◆ **What the exercise asks**: Give the number of lines containing the word "plain", and nothing else.

Start Data section

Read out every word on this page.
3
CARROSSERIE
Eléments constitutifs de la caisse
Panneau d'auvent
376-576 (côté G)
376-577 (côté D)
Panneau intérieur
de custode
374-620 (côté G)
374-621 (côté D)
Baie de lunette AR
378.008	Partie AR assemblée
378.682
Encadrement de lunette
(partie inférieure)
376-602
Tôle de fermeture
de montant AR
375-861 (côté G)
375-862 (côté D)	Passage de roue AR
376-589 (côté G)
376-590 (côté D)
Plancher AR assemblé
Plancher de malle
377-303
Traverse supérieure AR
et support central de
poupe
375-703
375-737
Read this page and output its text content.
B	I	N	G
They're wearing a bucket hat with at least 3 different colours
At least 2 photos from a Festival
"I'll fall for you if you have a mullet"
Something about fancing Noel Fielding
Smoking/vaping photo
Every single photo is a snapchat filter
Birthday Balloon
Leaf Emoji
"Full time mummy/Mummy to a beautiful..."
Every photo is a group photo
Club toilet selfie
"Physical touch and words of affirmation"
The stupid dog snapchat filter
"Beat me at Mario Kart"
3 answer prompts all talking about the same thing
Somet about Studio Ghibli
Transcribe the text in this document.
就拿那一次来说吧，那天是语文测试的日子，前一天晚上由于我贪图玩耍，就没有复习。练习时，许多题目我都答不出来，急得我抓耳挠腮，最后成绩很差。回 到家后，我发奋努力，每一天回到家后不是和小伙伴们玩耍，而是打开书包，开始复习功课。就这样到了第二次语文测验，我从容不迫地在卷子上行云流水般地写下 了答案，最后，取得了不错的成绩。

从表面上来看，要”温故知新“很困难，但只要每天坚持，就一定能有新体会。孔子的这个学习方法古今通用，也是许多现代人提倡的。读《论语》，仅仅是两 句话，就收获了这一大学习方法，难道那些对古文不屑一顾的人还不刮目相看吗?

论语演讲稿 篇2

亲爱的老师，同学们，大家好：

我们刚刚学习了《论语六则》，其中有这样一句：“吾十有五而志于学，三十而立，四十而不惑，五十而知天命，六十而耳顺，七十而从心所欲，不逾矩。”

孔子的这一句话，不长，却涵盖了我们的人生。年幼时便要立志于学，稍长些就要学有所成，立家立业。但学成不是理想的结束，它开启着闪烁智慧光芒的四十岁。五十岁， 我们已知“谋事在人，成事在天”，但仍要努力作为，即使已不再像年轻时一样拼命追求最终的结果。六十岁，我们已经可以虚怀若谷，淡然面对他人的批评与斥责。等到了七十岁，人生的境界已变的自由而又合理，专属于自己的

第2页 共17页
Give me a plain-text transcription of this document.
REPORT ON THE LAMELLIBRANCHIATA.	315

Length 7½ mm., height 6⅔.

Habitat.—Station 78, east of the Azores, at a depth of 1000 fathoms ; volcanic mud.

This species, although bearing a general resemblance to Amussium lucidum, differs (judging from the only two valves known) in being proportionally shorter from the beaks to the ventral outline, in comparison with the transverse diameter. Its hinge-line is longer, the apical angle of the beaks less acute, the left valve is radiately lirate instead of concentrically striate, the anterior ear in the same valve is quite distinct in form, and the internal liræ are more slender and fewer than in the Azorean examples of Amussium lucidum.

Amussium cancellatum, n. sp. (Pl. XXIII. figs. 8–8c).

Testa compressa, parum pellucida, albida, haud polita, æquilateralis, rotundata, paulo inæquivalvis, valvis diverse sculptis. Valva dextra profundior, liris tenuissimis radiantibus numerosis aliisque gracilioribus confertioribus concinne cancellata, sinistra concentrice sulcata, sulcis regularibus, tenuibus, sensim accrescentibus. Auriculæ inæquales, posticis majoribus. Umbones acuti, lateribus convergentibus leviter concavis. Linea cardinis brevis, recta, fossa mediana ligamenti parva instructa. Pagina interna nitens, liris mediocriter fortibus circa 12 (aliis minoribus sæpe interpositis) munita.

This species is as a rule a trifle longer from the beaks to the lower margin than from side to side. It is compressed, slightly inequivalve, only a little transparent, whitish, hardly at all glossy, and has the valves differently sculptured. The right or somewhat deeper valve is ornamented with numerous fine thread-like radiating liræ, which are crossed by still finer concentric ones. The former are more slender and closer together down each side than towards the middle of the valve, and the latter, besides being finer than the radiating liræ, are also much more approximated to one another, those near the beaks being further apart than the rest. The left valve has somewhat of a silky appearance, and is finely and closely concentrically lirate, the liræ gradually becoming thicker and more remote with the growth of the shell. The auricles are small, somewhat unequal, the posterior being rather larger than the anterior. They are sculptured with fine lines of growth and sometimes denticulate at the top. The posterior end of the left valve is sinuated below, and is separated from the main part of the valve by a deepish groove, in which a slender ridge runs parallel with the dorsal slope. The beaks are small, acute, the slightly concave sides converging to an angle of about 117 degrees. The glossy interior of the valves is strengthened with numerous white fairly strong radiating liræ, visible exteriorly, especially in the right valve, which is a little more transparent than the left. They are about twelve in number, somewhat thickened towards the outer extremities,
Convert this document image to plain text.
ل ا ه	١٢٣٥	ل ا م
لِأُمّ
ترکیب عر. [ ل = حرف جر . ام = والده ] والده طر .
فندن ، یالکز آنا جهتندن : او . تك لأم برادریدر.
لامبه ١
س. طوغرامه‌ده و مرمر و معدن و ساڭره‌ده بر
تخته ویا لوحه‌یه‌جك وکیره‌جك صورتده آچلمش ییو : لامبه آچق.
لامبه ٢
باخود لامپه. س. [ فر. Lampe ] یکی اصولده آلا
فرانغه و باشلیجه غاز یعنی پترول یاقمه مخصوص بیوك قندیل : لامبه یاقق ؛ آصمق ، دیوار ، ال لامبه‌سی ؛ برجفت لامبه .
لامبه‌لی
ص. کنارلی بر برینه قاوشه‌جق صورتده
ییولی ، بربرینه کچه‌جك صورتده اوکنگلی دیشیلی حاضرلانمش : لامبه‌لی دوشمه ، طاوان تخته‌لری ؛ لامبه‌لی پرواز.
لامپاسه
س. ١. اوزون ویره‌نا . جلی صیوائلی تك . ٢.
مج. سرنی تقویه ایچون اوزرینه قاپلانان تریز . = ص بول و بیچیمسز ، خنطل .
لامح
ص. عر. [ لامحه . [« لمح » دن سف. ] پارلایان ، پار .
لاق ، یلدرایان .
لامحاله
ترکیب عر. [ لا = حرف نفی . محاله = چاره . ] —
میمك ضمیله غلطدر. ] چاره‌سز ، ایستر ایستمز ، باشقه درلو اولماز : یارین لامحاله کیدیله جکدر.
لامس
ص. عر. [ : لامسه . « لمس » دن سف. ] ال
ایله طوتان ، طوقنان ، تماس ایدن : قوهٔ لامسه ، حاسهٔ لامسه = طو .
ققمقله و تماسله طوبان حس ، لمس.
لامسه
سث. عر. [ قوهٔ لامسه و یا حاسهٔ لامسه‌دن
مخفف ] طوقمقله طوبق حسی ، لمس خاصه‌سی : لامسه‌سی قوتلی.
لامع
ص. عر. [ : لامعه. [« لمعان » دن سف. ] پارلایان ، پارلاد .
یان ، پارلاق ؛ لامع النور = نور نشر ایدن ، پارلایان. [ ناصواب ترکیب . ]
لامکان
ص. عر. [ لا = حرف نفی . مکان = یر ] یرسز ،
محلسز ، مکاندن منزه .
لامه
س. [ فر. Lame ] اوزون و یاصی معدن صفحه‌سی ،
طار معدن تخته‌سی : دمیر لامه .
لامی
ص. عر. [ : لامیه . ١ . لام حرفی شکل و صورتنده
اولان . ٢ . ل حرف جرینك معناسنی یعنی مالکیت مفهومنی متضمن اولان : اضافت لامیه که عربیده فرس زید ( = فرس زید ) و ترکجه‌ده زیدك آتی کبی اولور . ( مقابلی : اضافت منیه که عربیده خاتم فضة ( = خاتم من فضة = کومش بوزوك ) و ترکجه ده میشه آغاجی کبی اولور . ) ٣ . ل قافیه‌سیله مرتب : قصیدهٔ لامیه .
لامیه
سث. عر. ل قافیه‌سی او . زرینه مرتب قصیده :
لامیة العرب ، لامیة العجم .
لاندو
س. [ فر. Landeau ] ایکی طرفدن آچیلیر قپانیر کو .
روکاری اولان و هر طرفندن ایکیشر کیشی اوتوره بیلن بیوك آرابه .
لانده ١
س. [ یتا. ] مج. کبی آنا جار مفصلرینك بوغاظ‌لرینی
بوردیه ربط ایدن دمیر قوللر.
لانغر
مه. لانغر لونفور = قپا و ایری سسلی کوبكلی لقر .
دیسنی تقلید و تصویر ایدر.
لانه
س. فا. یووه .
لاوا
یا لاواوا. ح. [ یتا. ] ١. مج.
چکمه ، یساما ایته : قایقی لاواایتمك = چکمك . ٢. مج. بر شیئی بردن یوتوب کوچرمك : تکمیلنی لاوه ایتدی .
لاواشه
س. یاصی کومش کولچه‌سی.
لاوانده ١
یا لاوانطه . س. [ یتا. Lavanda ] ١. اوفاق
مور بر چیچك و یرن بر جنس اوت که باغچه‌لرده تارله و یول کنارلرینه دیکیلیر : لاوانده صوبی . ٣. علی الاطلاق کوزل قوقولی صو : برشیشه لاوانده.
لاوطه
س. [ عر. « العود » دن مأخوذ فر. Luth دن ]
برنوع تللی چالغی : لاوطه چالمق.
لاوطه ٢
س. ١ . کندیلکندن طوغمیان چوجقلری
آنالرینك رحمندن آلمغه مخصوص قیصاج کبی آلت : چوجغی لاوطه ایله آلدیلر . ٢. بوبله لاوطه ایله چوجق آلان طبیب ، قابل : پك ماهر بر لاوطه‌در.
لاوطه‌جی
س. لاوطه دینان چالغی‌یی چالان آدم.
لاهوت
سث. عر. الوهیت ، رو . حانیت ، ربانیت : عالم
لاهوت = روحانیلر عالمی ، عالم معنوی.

End Data section

◆ **Solution for this task**: 2